Source records

__________________________________________________

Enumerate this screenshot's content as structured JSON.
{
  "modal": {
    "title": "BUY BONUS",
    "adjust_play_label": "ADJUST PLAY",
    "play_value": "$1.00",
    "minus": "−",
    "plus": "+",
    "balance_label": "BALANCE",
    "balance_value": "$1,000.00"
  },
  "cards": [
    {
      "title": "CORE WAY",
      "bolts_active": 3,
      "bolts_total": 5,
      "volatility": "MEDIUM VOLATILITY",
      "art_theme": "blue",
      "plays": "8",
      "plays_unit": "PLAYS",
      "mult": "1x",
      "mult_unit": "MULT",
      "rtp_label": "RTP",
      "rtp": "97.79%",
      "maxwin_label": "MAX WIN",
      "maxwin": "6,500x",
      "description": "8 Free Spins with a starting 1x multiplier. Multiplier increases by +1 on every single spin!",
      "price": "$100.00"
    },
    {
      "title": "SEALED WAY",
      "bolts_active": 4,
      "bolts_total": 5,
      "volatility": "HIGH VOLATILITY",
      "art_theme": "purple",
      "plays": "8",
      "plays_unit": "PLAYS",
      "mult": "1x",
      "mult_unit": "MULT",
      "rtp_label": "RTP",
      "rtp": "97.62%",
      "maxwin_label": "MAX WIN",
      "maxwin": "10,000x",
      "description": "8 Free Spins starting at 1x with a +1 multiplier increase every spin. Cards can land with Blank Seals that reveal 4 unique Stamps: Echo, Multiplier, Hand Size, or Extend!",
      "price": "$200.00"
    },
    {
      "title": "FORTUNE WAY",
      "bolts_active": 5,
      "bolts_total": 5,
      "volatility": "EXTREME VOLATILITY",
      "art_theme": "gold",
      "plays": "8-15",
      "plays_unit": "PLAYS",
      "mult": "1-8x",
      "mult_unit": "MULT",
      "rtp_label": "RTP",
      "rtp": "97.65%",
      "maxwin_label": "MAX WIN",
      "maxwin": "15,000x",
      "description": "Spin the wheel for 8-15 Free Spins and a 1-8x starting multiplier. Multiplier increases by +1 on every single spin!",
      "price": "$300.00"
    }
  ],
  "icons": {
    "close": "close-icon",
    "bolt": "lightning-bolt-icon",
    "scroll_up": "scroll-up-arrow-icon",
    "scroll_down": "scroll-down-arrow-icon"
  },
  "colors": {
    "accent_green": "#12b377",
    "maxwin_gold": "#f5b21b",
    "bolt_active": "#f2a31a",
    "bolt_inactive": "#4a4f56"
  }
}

__________________________________________________

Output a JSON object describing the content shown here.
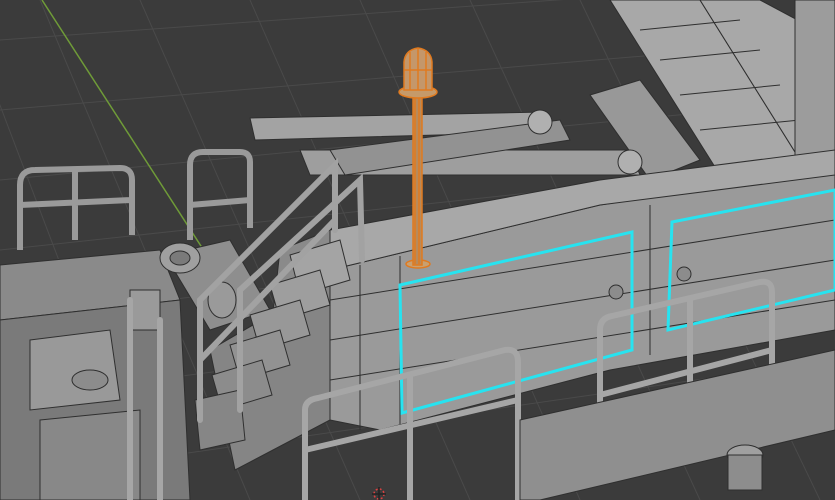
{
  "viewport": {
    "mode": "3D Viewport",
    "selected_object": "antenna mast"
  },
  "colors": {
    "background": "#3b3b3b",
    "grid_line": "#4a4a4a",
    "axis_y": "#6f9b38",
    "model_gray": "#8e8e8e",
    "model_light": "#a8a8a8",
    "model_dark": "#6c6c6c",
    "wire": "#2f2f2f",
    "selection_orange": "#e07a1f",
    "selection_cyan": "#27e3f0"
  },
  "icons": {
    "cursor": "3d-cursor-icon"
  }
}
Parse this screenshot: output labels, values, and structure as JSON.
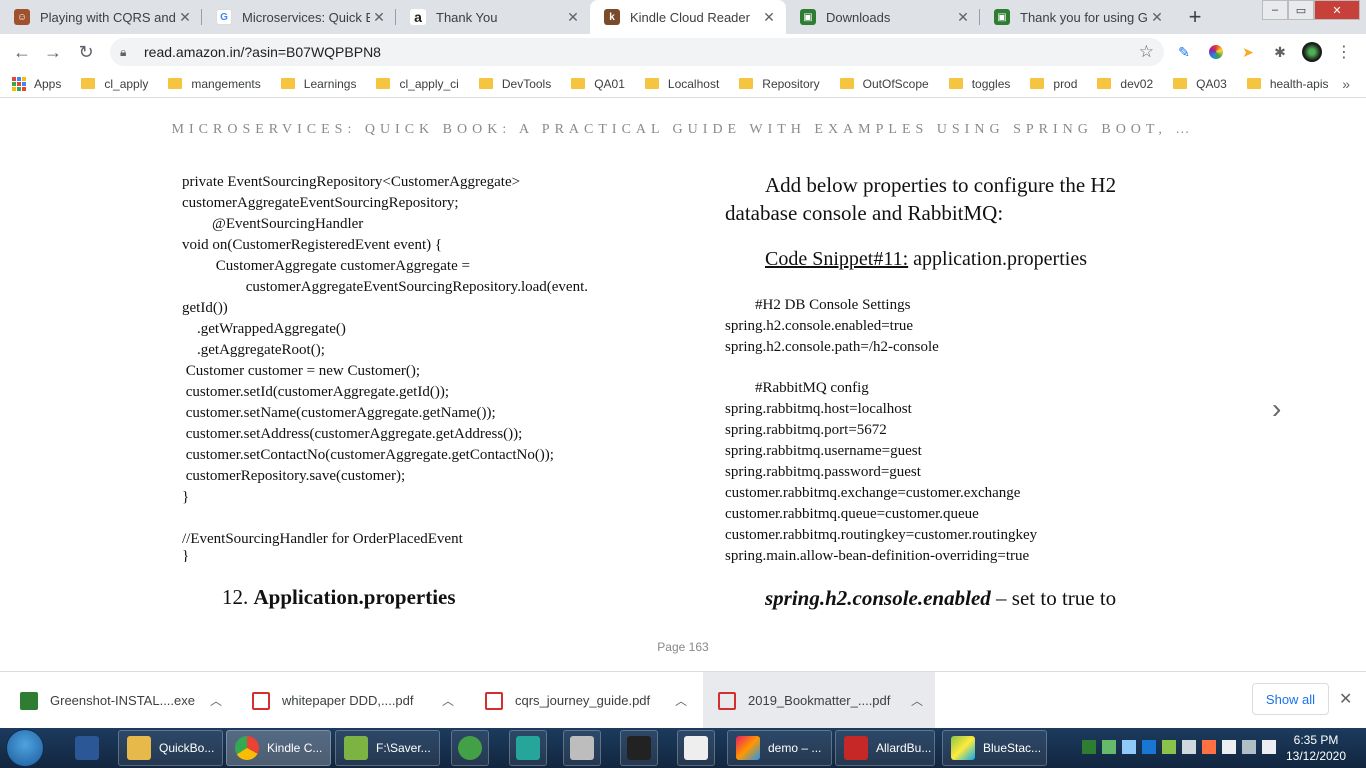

__________________________________________________

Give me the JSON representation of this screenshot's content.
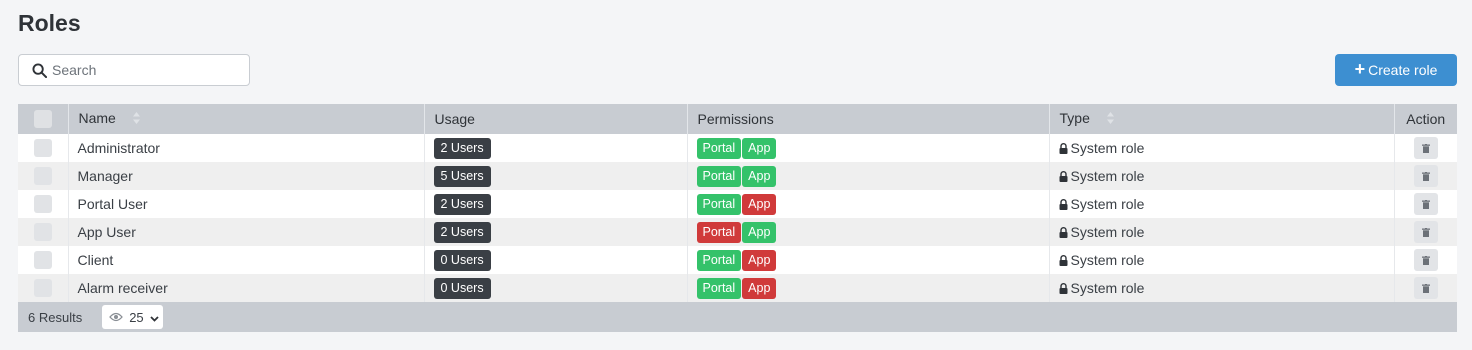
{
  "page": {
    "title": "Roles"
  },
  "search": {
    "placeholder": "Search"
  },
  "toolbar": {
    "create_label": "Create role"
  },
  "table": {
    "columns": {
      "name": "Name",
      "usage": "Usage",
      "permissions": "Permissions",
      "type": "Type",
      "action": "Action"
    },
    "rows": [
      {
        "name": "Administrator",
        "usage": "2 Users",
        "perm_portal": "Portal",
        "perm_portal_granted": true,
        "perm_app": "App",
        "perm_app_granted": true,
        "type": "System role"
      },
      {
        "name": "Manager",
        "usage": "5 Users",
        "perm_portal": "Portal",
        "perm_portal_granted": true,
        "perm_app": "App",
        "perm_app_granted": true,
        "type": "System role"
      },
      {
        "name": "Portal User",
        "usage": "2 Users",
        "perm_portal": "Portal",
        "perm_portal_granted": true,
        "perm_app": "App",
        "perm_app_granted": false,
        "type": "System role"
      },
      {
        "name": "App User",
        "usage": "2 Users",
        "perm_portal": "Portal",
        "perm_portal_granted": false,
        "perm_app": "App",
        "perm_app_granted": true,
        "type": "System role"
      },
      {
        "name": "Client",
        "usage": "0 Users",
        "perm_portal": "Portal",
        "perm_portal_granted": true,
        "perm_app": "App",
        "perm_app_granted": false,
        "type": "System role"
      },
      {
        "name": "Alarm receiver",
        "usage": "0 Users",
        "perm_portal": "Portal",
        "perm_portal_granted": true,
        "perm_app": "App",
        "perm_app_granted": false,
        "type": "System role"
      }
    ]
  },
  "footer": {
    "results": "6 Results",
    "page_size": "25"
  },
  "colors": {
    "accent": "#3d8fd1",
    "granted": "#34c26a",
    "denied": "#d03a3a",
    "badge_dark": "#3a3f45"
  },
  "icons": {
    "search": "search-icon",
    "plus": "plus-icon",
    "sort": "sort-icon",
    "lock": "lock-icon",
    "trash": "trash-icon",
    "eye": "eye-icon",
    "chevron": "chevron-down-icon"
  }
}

__________________________________________________

Reproduce the data above exactly, but only from the line containing "Output a JSON" through the line containing "Parse this screenshot: output"; skip the pictures.

Output a JSON object describing the content shown here.
{
  "viewport": {
    "mode": "3D Viewport",
    "selected_object": "antenna mast"
  },
  "colors": {
    "background": "#3b3b3b",
    "grid_line": "#4a4a4a",
    "axis_y": "#6f9b38",
    "model_gray": "#8e8e8e",
    "model_light": "#a8a8a8",
    "model_dark": "#6c6c6c",
    "wire": "#2f2f2f",
    "selection_orange": "#e07a1f",
    "selection_cyan": "#27e3f0"
  },
  "icons": {
    "cursor": "3d-cursor-icon"
  }
}
Parse this screenshot: output labels, values, and structure as JSON.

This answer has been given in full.